*Stored rows*:

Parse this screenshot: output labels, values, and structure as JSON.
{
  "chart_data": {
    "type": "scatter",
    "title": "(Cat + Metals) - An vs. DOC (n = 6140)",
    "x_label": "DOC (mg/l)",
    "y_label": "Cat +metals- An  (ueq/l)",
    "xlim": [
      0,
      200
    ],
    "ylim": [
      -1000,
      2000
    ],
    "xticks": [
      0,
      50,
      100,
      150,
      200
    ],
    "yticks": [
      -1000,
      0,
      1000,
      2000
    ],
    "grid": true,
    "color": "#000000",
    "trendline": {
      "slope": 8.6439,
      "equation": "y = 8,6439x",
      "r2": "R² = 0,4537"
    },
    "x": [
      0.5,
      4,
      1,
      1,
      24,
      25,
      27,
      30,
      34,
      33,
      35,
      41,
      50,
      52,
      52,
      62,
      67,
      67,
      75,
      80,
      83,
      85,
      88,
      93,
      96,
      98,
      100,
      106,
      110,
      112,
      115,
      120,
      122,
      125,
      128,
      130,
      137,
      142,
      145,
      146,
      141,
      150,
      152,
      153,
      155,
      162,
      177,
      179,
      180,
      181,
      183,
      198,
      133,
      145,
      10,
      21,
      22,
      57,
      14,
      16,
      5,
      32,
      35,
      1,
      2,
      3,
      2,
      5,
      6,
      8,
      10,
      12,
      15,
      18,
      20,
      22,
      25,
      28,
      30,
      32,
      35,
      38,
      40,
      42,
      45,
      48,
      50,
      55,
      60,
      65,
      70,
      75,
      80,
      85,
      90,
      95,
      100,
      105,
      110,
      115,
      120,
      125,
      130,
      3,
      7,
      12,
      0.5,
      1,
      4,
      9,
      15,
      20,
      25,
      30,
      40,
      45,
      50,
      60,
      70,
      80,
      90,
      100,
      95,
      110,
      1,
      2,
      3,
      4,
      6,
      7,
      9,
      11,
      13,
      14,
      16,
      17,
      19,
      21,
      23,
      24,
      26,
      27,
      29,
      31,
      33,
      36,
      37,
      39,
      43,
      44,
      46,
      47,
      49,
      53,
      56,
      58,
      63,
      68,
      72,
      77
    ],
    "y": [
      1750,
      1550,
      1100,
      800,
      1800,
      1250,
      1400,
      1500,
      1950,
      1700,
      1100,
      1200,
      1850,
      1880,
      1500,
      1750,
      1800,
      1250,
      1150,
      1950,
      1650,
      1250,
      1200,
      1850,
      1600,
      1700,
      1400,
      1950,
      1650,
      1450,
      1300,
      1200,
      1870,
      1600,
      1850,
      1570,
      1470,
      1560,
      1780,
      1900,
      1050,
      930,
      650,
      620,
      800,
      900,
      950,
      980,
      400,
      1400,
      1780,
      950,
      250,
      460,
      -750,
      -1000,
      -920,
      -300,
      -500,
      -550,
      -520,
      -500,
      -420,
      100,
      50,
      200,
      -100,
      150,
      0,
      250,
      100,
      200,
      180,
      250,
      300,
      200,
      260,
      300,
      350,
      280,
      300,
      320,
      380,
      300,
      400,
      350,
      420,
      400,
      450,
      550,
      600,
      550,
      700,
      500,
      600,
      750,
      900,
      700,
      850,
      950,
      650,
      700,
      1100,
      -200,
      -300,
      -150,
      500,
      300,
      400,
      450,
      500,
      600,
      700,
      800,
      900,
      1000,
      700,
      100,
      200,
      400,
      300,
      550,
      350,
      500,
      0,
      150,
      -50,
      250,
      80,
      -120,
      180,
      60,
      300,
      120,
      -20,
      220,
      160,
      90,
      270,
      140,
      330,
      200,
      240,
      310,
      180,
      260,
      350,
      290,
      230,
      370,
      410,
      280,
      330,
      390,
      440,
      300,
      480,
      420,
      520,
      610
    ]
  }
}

*To do*: Print the complete listing again, exactly as it stands.

*Written solution*:
Parse this screenshot: output labels, values, and structure as JSON.
{
  "chart_data": {
    "type": "scatter",
    "title": "(Cat + Metals) - An vs. DOC (n = 6140)",
    "x_label": "DOC (mg/l)",
    "y_label": "Cat +metals- An  (ueq/l)",
    "xlim": [
      0,
      200
    ],
    "ylim": [
      -1000,
      2000
    ],
    "xticks": [
      0,
      50,
      100,
      150,
      200
    ],
    "yticks": [
      -1000,
      0,
      1000,
      2000
    ],
    "grid": true,
    "color": "#000000",
    "trendline": {
      "slope": 8.6439,
      "equation": "y = 8,6439x",
      "r2": "R² = 0,4537"
    },
    "x": [
      0.5,
      4,
      1,
      1,
      24,
      25,
      27,
      30,
      34,
      33,
      35,
      41,
      50,
      52,
      52,
      62,
      67,
      67,
      75,
      80,
      83,
      85,
      88,
      93,
      96,
      98,
      100,
      106,
      110,
      112,
      115,
      120,
      122,
      125,
      128,
      130,
      137,
      142,
      145,
      146,
      141,
      150,
      152,
      153,
      155,
      162,
      177,
      179,
      180,
      181,
      183,
      198,
      133,
      145,
      10,
      21,
      22,
      57,
      14,
      16,
      5,
      32,
      35,
      1,
      2,
      3,
      2,
      5,
      6,
      8,
      10,
      12,
      15,
      18,
      20,
      22,
      25,
      28,
      30,
      32,
      35,
      38,
      40,
      42,
      45,
      48,
      50,
      55,
      60,
      65,
      70,
      75,
      80,
      85,
      90,
      95,
      100,
      105,
      110,
      115,
      120,
      125,
      130,
      3,
      7,
      12,
      0.5,
      1,
      4,
      9,
      15,
      20,
      25,
      30,
      40,
      45,
      50,
      60,
      70,
      80,
      90,
      100,
      95,
      110,
      1,
      2,
      3,
      4,
      6,
      7,
      9,
      11,
      13,
      14,
      16,
      17,
      19,
      21,
      23,
      24,
      26,
      27,
      29,
      31,
      33,
      36,
      37,
      39,
      43,
      44,
      46,
      47,
      49,
      53,
      56,
      58,
      63,
      68,
      72,
      77
    ],
    "y": [
      1750,
      1550,
      1100,
      800,
      1800,
      1250,
      1400,
      1500,
      1950,
      1700,
      1100,
      1200,
      1850,
      1880,
      1500,
      1750,
      1800,
      1250,
      1150,
      1950,
      1650,
      1250,
      1200,
      1850,
      1600,
      1700,
      1400,
      1950,
      1650,
      1450,
      1300,
      1200,
      1870,
      1600,
      1850,
      1570,
      1470,
      1560,
      1780,
      1900,
      1050,
      930,
      650,
      620,
      800,
      900,
      950,
      980,
      400,
      1400,
      1780,
      950,
      250,
      460,
      -750,
      -1000,
      -920,
      -300,
      -500,
      -550,
      -520,
      -500,
      -420,
      100,
      50,
      200,
      -100,
      150,
      0,
      250,
      100,
      200,
      180,
      250,
      300,
      200,
      260,
      300,
      350,
      280,
      300,
      320,
      380,
      300,
      400,
      350,
      420,
      400,
      450,
      550,
      600,
      550,
      700,
      500,
      600,
      750,
      900,
      700,
      850,
      950,
      650,
      700,
      1100,
      -200,
      -300,
      -150,
      500,
      300,
      400,
      450,
      500,
      600,
      700,
      800,
      900,
      1000,
      700,
      100,
      200,
      400,
      300,
      550,
      350,
      500,
      0,
      150,
      -50,
      250,
      80,
      -120,
      180,
      60,
      300,
      120,
      -20,
      220,
      160,
      90,
      270,
      140,
      330,
      200,
      240,
      310,
      180,
      260,
      350,
      290,
      230,
      370,
      410,
      280,
      330,
      390,
      440,
      300,
      480,
      420,
      520,
      610
    ]
  }
}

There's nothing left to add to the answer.